▶ [Problem description]: Check every line of the material below for "Program". Give the number of lines that have it, and only that.

Begin Dataset records

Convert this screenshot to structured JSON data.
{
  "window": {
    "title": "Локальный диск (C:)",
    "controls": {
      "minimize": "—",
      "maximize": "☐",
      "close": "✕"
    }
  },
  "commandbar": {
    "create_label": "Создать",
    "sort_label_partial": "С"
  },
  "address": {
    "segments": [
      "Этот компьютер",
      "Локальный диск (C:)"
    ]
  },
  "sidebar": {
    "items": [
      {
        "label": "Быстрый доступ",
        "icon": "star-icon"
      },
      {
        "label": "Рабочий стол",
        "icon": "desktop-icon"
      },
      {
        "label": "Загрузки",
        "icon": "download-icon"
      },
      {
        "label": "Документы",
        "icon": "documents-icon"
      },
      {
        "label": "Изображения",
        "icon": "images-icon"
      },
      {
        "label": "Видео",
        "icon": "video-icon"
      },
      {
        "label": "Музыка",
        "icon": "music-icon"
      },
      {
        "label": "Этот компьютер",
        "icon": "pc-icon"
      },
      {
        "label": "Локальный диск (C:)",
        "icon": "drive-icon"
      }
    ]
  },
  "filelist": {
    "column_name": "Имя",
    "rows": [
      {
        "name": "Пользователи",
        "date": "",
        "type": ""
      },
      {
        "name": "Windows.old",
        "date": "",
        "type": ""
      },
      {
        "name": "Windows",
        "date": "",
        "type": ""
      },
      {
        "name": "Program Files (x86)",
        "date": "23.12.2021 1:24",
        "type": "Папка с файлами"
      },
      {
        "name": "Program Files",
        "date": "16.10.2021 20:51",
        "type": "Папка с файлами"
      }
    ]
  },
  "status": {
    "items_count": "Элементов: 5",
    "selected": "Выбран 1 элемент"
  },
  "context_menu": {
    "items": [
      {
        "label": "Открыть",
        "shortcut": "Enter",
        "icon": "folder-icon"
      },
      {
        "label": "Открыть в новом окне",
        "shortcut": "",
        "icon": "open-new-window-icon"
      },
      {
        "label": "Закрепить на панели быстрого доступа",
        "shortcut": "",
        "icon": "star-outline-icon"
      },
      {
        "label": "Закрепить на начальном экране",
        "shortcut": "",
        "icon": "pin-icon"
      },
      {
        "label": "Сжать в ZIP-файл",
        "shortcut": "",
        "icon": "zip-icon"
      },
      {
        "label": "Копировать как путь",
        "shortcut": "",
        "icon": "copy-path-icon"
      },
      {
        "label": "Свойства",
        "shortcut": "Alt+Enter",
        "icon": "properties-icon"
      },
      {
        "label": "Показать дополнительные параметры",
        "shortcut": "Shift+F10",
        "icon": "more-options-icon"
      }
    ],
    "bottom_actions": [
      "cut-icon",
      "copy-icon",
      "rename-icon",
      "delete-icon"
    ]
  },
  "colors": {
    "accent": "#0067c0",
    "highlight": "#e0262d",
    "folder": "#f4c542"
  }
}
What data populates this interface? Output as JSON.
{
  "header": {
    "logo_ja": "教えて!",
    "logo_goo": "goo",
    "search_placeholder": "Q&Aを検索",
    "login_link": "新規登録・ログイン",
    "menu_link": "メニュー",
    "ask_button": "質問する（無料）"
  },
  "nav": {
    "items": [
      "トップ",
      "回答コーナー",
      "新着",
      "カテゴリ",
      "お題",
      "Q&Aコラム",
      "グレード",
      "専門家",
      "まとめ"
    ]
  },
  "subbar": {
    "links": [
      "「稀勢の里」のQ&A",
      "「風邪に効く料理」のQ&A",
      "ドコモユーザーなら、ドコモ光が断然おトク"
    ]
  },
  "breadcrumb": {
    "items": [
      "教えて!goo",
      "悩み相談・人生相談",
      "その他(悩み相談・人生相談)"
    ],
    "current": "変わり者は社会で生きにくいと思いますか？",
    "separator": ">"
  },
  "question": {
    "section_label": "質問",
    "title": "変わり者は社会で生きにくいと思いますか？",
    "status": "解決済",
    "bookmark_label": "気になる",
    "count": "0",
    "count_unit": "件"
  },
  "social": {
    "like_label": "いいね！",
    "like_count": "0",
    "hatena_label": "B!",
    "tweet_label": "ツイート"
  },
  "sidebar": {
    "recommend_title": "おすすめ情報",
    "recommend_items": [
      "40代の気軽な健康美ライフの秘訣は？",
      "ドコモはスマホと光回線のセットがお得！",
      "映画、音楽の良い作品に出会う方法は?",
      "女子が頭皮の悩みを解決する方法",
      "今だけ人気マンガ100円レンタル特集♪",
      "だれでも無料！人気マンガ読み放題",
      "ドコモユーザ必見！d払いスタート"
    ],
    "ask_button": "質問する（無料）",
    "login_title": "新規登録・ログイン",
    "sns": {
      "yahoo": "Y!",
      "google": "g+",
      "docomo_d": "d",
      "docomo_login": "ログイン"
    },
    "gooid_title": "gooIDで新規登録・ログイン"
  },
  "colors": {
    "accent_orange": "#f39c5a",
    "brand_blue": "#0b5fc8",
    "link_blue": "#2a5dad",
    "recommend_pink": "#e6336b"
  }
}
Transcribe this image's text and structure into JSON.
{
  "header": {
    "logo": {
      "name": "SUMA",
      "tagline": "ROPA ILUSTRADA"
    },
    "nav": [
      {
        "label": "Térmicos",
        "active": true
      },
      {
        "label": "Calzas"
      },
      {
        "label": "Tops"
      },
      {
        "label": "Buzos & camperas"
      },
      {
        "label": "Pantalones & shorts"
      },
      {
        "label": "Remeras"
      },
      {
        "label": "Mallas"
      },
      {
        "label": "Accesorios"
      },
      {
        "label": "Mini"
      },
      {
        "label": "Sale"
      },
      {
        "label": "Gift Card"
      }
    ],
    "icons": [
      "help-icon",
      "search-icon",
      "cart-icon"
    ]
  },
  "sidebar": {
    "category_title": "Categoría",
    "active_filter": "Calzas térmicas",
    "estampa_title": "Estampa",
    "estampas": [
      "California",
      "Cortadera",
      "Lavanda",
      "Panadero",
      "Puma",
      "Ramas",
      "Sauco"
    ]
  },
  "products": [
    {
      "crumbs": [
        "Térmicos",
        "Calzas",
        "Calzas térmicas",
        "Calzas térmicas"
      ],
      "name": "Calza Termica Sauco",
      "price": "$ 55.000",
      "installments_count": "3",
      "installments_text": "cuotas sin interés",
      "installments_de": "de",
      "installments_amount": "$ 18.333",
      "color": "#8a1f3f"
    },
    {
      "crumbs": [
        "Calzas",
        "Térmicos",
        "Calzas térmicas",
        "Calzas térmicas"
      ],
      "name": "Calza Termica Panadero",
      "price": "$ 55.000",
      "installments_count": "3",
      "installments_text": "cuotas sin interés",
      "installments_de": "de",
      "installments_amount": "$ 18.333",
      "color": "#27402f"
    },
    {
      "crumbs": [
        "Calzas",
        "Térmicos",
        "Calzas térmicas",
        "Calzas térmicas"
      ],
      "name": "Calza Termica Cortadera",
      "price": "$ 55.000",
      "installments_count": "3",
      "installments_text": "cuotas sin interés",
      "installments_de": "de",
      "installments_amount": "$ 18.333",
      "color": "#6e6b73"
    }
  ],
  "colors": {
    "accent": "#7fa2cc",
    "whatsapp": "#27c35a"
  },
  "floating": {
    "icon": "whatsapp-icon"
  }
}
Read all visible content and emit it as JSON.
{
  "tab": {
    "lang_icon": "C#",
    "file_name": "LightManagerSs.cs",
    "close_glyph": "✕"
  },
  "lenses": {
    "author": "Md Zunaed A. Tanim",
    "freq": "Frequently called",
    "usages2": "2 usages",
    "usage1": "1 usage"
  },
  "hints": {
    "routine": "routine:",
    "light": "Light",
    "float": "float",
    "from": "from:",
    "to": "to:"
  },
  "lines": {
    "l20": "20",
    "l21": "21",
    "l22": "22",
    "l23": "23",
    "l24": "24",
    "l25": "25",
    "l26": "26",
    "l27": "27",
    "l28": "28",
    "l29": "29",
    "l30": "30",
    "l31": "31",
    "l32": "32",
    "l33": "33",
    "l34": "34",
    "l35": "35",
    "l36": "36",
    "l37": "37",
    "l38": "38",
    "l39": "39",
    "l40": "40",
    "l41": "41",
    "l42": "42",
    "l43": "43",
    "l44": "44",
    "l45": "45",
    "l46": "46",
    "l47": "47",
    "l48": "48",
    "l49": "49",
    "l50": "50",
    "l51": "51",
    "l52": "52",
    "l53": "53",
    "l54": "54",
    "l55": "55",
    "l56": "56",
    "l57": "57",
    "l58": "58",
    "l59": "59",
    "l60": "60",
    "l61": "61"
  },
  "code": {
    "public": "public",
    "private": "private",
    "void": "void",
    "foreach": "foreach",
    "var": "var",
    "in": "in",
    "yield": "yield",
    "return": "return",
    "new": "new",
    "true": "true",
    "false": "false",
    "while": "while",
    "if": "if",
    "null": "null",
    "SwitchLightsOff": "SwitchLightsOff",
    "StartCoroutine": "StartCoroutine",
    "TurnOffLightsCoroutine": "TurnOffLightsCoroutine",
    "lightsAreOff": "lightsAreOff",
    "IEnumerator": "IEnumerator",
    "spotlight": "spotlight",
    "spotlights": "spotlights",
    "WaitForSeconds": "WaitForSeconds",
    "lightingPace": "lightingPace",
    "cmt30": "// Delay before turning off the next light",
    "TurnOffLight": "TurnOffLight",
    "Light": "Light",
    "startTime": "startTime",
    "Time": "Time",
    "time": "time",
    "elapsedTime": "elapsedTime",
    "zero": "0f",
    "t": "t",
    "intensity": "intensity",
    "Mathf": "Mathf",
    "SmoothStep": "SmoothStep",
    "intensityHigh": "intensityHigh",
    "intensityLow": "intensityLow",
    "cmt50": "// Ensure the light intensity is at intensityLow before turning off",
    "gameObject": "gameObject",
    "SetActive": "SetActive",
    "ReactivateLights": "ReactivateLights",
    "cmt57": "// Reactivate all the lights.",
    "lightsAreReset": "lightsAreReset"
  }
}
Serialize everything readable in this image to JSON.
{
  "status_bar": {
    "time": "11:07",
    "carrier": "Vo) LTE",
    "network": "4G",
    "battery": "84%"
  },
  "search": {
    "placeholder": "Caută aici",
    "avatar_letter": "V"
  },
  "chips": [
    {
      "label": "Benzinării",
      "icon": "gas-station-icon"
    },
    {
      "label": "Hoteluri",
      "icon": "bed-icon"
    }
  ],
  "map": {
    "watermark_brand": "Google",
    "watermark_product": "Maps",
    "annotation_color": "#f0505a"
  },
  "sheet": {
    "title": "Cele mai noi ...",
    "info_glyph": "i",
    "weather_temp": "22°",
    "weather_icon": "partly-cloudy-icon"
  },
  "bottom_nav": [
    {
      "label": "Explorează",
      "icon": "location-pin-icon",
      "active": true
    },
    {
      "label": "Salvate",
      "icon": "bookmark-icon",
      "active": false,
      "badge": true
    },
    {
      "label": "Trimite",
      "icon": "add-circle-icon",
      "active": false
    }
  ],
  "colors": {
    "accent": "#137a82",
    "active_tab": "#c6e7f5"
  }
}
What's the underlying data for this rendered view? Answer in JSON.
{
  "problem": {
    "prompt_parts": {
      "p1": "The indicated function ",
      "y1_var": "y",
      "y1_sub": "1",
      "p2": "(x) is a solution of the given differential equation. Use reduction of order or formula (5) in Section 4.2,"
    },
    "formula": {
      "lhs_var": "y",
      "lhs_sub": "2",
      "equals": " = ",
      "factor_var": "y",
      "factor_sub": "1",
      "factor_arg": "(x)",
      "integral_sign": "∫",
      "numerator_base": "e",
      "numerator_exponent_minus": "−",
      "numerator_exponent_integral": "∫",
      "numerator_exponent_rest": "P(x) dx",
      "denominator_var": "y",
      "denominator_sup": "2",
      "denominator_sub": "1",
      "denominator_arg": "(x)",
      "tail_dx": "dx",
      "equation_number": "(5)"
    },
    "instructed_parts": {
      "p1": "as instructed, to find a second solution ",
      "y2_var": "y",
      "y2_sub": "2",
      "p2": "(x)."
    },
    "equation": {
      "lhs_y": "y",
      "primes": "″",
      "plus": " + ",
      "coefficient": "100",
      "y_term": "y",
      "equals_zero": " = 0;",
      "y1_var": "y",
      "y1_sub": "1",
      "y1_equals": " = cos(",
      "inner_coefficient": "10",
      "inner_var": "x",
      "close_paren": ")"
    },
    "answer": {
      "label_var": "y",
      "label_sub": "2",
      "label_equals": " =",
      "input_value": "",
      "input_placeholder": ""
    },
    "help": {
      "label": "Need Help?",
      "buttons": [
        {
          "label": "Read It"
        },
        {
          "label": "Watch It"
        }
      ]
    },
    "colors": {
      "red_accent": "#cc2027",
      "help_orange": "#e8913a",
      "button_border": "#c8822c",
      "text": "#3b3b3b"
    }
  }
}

End Dataset records

▶ [Response for this exercise]: 2